## Exercise task:
Each line that follows is to be retyped exactly.

++++++++

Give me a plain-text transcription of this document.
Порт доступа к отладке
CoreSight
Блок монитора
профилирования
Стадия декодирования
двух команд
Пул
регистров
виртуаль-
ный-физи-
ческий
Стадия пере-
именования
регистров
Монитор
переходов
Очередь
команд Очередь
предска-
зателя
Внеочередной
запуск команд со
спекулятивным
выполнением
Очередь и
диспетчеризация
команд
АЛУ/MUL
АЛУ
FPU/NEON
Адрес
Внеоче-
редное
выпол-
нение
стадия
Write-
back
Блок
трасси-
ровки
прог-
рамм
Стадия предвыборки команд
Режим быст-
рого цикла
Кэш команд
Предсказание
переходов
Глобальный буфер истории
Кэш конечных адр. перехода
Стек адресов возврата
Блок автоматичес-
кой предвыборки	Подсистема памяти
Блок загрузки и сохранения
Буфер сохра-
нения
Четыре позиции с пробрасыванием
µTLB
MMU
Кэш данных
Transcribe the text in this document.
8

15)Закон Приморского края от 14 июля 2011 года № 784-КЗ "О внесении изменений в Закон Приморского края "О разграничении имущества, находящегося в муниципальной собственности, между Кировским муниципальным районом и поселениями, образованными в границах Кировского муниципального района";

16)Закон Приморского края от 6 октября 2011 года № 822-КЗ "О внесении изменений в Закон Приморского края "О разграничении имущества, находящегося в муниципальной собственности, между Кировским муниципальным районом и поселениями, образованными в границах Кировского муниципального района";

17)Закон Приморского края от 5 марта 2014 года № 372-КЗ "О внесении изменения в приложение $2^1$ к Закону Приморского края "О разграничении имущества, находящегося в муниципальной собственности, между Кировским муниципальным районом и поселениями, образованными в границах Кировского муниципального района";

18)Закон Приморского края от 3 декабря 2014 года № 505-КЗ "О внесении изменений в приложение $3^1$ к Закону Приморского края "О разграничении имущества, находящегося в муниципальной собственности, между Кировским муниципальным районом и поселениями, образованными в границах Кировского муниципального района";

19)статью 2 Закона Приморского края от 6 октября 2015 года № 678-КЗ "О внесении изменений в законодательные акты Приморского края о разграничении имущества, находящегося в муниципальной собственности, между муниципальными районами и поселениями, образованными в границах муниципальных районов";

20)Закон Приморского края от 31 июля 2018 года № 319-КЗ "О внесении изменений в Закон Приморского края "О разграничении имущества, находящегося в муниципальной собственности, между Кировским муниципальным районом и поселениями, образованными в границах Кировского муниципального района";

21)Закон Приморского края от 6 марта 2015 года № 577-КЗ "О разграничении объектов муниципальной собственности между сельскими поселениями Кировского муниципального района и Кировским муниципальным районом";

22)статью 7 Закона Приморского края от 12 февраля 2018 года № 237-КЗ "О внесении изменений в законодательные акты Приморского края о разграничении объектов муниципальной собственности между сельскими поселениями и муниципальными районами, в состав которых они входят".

++++++++

## Response:
Give me a plain-text transcription of this document.
Порт доступа к отладке
CoreSight
Блок монитора
профилирования
Стадия декодирования
двух команд
Пул
регистров
виртуаль-
ный-физи-
ческий
Стадия пере-
именования
регистров
Монитор
переходов
Очередь
команд Очередь
предска-
зателя
Внеочередной
запуск команд со
спекулятивным
выполнением
Очередь и
диспетчеризация
команд
АЛУ/MUL
АЛУ
FPU/NEON
Адрес
Внеоче-
редное
выпол-
нение
стадия
Write-
back
Блок
трасси-
ровки
прог-
рамм
Стадия предвыборки команд
Режим быст-
рого цикла
Кэш команд
Предсказание
переходов
Глобальный буфер истории
Кэш конечных адр. перехода
Стек адресов возврата
Блок автоматичес-
кой предвыборки	Подсистема памяти
Блок загрузки и сохранения
Буфер сохра-
нения
Четыре позиции с пробрасыванием
µTLB
MMU
Кэш данных
Transcribe the text in this document.
8

15)Закон Приморского края от 14 июля 2011 года № 784-КЗ "О внесении изменений в Закон Приморского края "О разграничении имущества, находящегося в муниципальной собственности, между Кировским муниципальным районом и поселениями, образованными в границах Кировского муниципального района";

16)Закон Приморского края от 6 октября 2011 года № 822-КЗ "О внесении изменений в Закон Приморского края "О разграничении имущества, находящегося в муниципальной собственности, между Кировским муниципальным районом и поселениями, образованными в границах Кировского муниципального района";

17)Закон Приморского края от 5 марта 2014 года № 372-КЗ "О внесении изменения в приложение $2^1$ к Закону Приморского края "О разграничении имущества, находящегося в муниципальной собственности, между Кировским муниципальным районом и поселениями, образованными в границах Кировского муниципального района";

18)Закон Приморского края от 3 декабря 2014 года № 505-КЗ "О внесении изменений в приложение $3^1$ к Закону Приморского края "О разграничении имущества, находящегося в муниципальной собственности, между Кировским муниципальным районом и поселениями, образованными в границах Кировского муниципального района";

19)статью 2 Закона Приморского края от 6 октября 2015 года № 678-КЗ "О внесении изменений в законодательные акты Приморского края о разграничении имущества, находящегося в муниципальной собственности, между муниципальными районами и поселениями, образованными в границах муниципальных районов";

20)Закон Приморского края от 31 июля 2018 года № 319-КЗ "О внесении изменений в Закон Приморского края "О разграничении имущества, находящегося в муниципальной собственности, между Кировским муниципальным районом и поселениями, образованными в границах Кировского муниципального района";

21)Закон Приморского края от 6 марта 2015 года № 577-КЗ "О разграничении объектов муниципальной собственности между сельскими поселениями Кировского муниципального района и Кировским муниципальным районом";

22)статью 7 Закона Приморского края от 12 февраля 2018 года № 237-КЗ "О внесении изменений в законодательные акты Приморского края о разграничении объектов муниципальной собственности между сельскими поселениями и муниципальными районами, в состав которых они входят".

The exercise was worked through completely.